REQUIREMENT → Transcribe the full listing below exactly.

___ MATERIAL TO PROCESS

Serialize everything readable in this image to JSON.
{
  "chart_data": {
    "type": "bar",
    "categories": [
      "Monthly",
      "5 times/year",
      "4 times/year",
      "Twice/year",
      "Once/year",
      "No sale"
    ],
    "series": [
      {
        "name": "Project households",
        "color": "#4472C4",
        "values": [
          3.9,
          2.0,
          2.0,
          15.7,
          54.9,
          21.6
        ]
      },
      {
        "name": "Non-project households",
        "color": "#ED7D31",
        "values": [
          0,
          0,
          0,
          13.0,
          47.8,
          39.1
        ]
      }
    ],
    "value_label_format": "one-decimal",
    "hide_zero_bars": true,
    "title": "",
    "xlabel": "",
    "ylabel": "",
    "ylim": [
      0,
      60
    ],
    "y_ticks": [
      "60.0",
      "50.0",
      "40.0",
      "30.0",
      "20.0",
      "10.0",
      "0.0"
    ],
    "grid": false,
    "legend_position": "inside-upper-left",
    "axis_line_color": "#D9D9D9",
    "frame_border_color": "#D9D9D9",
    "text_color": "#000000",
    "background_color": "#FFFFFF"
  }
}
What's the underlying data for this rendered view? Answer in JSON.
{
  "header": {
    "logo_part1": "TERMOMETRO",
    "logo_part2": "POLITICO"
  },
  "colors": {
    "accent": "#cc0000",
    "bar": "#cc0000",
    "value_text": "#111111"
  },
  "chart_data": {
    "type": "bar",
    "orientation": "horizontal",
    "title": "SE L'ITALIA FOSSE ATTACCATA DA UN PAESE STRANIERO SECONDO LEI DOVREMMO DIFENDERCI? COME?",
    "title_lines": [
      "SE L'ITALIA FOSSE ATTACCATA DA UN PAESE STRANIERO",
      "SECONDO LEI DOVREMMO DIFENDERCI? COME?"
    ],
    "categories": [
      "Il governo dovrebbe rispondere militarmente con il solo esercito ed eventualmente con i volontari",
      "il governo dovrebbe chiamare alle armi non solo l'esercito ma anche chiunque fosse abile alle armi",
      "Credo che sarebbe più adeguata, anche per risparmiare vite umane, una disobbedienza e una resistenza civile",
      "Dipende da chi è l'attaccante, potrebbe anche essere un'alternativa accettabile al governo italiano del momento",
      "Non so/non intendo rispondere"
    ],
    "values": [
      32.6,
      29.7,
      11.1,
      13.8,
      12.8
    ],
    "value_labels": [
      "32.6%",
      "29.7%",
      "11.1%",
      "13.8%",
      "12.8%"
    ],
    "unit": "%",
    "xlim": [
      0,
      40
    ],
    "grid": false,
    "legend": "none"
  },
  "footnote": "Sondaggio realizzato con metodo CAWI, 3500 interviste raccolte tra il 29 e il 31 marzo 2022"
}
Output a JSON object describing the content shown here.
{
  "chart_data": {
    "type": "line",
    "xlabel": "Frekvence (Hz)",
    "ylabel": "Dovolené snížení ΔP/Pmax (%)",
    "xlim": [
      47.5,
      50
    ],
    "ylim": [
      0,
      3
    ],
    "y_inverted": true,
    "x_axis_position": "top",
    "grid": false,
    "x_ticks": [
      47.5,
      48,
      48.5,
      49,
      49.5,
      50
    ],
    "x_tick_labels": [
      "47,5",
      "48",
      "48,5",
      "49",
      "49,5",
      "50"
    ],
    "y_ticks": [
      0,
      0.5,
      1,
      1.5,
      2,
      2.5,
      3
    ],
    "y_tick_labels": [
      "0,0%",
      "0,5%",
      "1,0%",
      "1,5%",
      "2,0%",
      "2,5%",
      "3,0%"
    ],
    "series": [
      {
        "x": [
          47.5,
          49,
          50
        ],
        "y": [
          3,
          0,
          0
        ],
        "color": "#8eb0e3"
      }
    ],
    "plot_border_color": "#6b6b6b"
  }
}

______

RESULT FOR THIS TASK →
Serialize everything readable in this image to JSON.
{
  "chart_data": {
    "type": "bar",
    "categories": [
      "Monthly",
      "5 times/year",
      "4 times/year",
      "Twice/year",
      "Once/year",
      "No sale"
    ],
    "series": [
      {
        "name": "Project households",
        "color": "#4472C4",
        "values": [
          3.9,
          2.0,
          2.0,
          15.7,
          54.9,
          21.6
        ]
      },
      {
        "name": "Non-project households",
        "color": "#ED7D31",
        "values": [
          0,
          0,
          0,
          13.0,
          47.8,
          39.1
        ]
      }
    ],
    "value_label_format": "one-decimal",
    "hide_zero_bars": true,
    "title": "",
    "xlabel": "",
    "ylabel": "",
    "ylim": [
      0,
      60
    ],
    "y_ticks": [
      "60.0",
      "50.0",
      "40.0",
      "30.0",
      "20.0",
      "10.0",
      "0.0"
    ],
    "grid": false,
    "legend_position": "inside-upper-left",
    "axis_line_color": "#D9D9D9",
    "frame_border_color": "#D9D9D9",
    "text_color": "#000000",
    "background_color": "#FFFFFF"
  }
}
What's the underlying data for this rendered view? Answer in JSON.
{
  "header": {
    "logo_part1": "TERMOMETRO",
    "logo_part2": "POLITICO"
  },
  "colors": {
    "accent": "#cc0000",
    "bar": "#cc0000",
    "value_text": "#111111"
  },
  "chart_data": {
    "type": "bar",
    "orientation": "horizontal",
    "title": "SE L'ITALIA FOSSE ATTACCATA DA UN PAESE STRANIERO SECONDO LEI DOVREMMO DIFENDERCI? COME?",
    "title_lines": [
      "SE L'ITALIA FOSSE ATTACCATA DA UN PAESE STRANIERO",
      "SECONDO LEI DOVREMMO DIFENDERCI? COME?"
    ],
    "categories": [
      "Il governo dovrebbe rispondere militarmente con il solo esercito ed eventualmente con i volontari",
      "il governo dovrebbe chiamare alle armi non solo l'esercito ma anche chiunque fosse abile alle armi",
      "Credo che sarebbe più adeguata, anche per risparmiare vite umane, una disobbedienza e una resistenza civile",
      "Dipende da chi è l'attaccante, potrebbe anche essere un'alternativa accettabile al governo italiano del momento",
      "Non so/non intendo rispondere"
    ],
    "values": [
      32.6,
      29.7,
      11.1,
      13.8,
      12.8
    ],
    "value_labels": [
      "32.6%",
      "29.7%",
      "11.1%",
      "13.8%",
      "12.8%"
    ],
    "unit": "%",
    "xlim": [
      0,
      40
    ],
    "grid": false,
    "legend": "none"
  },
  "footnote": "Sondaggio realizzato con metodo CAWI, 3500 interviste raccolte tra il 29 e il 31 marzo 2022"
}
Output a JSON object describing the content shown here.
{
  "chart_data": {
    "type": "line",
    "xlabel": "Frekvence (Hz)",
    "ylabel": "Dovolené snížení ΔP/Pmax (%)",
    "xlim": [
      47.5,
      50
    ],
    "ylim": [
      0,
      3
    ],
    "y_inverted": true,
    "x_axis_position": "top",
    "grid": false,
    "x_ticks": [
      47.5,
      48,
      48.5,
      49,
      49.5,
      50
    ],
    "x_tick_labels": [
      "47,5",
      "48",
      "48,5",
      "49",
      "49,5",
      "50"
    ],
    "y_ticks": [
      0,
      0.5,
      1,
      1.5,
      2,
      2.5,
      3
    ],
    "y_tick_labels": [
      "0,0%",
      "0,5%",
      "1,0%",
      "1,5%",
      "2,0%",
      "2,5%",
      "3,0%"
    ],
    "series": [
      {
        "x": [
          47.5,
          49,
          50
        ],
        "y": [
          3,
          0,
          0
        ],
        "color": "#8eb0e3"
      }
    ],
    "plot_border_color": "#6b6b6b"
  }
}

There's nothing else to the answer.